GOAL —
Exact reproduction of the data is required, with images excluded.

STORED DATA —
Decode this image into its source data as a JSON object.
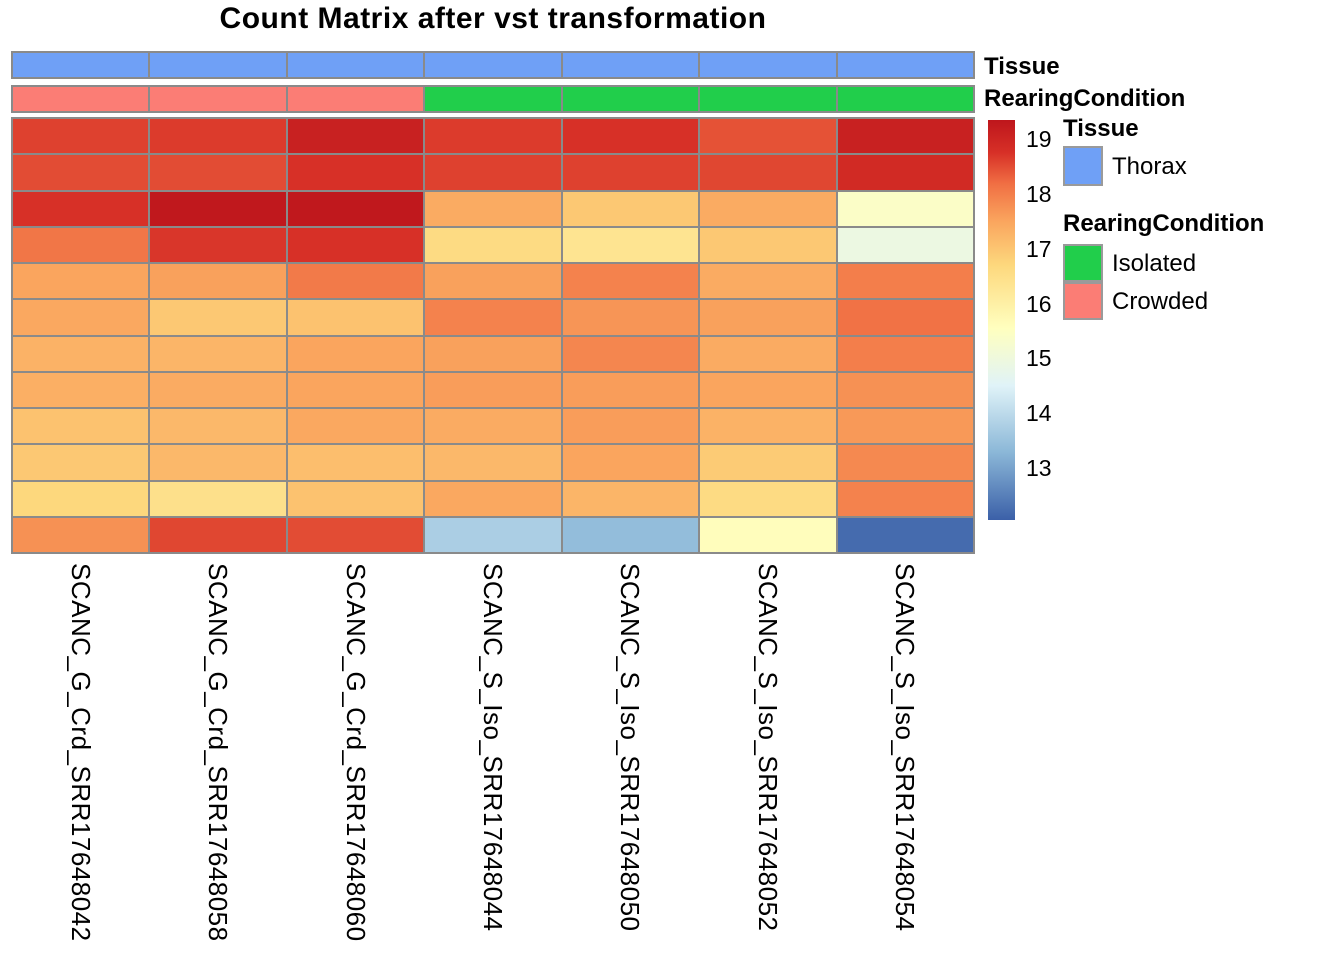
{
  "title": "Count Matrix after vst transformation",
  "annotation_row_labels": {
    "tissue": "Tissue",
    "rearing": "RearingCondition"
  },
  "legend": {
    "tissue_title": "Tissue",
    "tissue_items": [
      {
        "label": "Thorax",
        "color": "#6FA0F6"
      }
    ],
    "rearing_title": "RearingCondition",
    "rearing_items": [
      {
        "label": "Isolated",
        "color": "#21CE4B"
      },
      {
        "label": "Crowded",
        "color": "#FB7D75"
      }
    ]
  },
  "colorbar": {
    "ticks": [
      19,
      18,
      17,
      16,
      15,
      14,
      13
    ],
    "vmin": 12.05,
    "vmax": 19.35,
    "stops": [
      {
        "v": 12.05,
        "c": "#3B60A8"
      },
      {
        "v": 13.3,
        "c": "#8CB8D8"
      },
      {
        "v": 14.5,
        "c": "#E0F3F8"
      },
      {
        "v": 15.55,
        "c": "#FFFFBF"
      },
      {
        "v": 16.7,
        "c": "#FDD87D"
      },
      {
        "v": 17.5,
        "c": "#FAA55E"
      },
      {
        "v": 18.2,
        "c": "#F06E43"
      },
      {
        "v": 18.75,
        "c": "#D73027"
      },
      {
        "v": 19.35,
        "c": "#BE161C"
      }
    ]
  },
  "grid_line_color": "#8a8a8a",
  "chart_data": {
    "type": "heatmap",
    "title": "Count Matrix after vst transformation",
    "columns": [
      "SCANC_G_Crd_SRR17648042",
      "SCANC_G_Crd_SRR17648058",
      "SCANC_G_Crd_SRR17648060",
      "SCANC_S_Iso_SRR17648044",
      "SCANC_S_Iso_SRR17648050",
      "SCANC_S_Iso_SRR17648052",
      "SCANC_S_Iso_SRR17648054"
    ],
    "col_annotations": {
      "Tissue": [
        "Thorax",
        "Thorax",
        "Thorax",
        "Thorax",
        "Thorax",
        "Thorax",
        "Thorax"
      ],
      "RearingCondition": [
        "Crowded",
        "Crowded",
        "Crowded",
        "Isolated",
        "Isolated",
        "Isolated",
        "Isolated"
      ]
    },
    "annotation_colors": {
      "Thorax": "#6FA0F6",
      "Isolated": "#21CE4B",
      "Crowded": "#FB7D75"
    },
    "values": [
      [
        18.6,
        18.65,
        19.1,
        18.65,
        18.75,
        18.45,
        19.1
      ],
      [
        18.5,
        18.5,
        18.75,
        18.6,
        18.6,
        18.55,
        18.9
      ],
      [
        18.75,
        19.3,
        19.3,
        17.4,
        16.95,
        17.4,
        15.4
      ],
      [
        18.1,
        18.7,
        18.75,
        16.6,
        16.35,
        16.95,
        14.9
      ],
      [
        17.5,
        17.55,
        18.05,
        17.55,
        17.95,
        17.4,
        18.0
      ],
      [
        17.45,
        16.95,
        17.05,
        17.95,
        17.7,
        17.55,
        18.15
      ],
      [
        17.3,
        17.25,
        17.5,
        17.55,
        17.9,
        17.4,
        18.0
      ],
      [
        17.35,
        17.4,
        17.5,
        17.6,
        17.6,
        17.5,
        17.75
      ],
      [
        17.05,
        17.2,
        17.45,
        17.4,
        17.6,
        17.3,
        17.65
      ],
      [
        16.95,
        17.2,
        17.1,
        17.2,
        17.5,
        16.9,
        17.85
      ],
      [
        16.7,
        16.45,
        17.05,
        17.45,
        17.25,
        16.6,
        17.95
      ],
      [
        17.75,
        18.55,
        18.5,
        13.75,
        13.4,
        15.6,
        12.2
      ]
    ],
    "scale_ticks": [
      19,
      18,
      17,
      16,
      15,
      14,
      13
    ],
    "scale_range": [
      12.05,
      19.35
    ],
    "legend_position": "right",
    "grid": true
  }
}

WRITTEN SOLUTION —
Decode this image into its source data as a JSON object.
{
  "title": "Count Matrix after vst transformation",
  "annotation_row_labels": {
    "tissue": "Tissue",
    "rearing": "RearingCondition"
  },
  "legend": {
    "tissue_title": "Tissue",
    "tissue_items": [
      {
        "label": "Thorax",
        "color": "#6FA0F6"
      }
    ],
    "rearing_title": "RearingCondition",
    "rearing_items": [
      {
        "label": "Isolated",
        "color": "#21CE4B"
      },
      {
        "label": "Crowded",
        "color": "#FB7D75"
      }
    ]
  },
  "colorbar": {
    "ticks": [
      19,
      18,
      17,
      16,
      15,
      14,
      13
    ],
    "vmin": 12.05,
    "vmax": 19.35,
    "stops": [
      {
        "v": 12.05,
        "c": "#3B60A8"
      },
      {
        "v": 13.3,
        "c": "#8CB8D8"
      },
      {
        "v": 14.5,
        "c": "#E0F3F8"
      },
      {
        "v": 15.55,
        "c": "#FFFFBF"
      },
      {
        "v": 16.7,
        "c": "#FDD87D"
      },
      {
        "v": 17.5,
        "c": "#FAA55E"
      },
      {
        "v": 18.2,
        "c": "#F06E43"
      },
      {
        "v": 18.75,
        "c": "#D73027"
      },
      {
        "v": 19.35,
        "c": "#BE161C"
      }
    ]
  },
  "grid_line_color": "#8a8a8a",
  "chart_data": {
    "type": "heatmap",
    "title": "Count Matrix after vst transformation",
    "columns": [
      "SCANC_G_Crd_SRR17648042",
      "SCANC_G_Crd_SRR17648058",
      "SCANC_G_Crd_SRR17648060",
      "SCANC_S_Iso_SRR17648044",
      "SCANC_S_Iso_SRR17648050",
      "SCANC_S_Iso_SRR17648052",
      "SCANC_S_Iso_SRR17648054"
    ],
    "col_annotations": {
      "Tissue": [
        "Thorax",
        "Thorax",
        "Thorax",
        "Thorax",
        "Thorax",
        "Thorax",
        "Thorax"
      ],
      "RearingCondition": [
        "Crowded",
        "Crowded",
        "Crowded",
        "Isolated",
        "Isolated",
        "Isolated",
        "Isolated"
      ]
    },
    "annotation_colors": {
      "Thorax": "#6FA0F6",
      "Isolated": "#21CE4B",
      "Crowded": "#FB7D75"
    },
    "values": [
      [
        18.6,
        18.65,
        19.1,
        18.65,
        18.75,
        18.45,
        19.1
      ],
      [
        18.5,
        18.5,
        18.75,
        18.6,
        18.6,
        18.55,
        18.9
      ],
      [
        18.75,
        19.3,
        19.3,
        17.4,
        16.95,
        17.4,
        15.4
      ],
      [
        18.1,
        18.7,
        18.75,
        16.6,
        16.35,
        16.95,
        14.9
      ],
      [
        17.5,
        17.55,
        18.05,
        17.55,
        17.95,
        17.4,
        18.0
      ],
      [
        17.45,
        16.95,
        17.05,
        17.95,
        17.7,
        17.55,
        18.15
      ],
      [
        17.3,
        17.25,
        17.5,
        17.55,
        17.9,
        17.4,
        18.0
      ],
      [
        17.35,
        17.4,
        17.5,
        17.6,
        17.6,
        17.5,
        17.75
      ],
      [
        17.05,
        17.2,
        17.45,
        17.4,
        17.6,
        17.3,
        17.65
      ],
      [
        16.95,
        17.2,
        17.1,
        17.2,
        17.5,
        16.9,
        17.85
      ],
      [
        16.7,
        16.45,
        17.05,
        17.45,
        17.25,
        16.6,
        17.95
      ],
      [
        17.75,
        18.55,
        18.5,
        13.75,
        13.4,
        15.6,
        12.2
      ]
    ],
    "scale_ticks": [
      19,
      18,
      17,
      16,
      15,
      14,
      13
    ],
    "scale_range": [
      12.05,
      19.35
    ],
    "legend_position": "right",
    "grid": true
  }
}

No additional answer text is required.